_The problem_: Scan the entries for the string "additional" and give the number of lines that have it, nothing further.

_Saved data entries_:
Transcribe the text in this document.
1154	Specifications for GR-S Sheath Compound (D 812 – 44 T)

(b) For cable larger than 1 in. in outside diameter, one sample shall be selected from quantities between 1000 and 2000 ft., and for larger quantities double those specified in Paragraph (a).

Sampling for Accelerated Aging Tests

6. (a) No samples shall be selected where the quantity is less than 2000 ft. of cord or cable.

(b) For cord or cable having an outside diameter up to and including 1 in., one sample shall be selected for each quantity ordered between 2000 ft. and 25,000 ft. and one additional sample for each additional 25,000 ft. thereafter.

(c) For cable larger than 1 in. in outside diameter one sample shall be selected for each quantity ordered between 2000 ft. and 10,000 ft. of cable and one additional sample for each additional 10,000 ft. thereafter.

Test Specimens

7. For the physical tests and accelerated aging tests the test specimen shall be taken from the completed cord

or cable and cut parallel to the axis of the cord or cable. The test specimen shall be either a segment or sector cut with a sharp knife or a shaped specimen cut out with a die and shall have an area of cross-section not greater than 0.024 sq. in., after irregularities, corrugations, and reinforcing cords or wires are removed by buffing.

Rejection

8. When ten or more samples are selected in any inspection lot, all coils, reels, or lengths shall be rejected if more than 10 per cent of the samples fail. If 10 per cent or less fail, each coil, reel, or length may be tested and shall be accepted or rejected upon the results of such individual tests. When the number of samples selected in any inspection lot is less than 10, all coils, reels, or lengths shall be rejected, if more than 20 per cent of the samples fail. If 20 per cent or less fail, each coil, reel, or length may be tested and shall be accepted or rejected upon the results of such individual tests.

_Response_: 2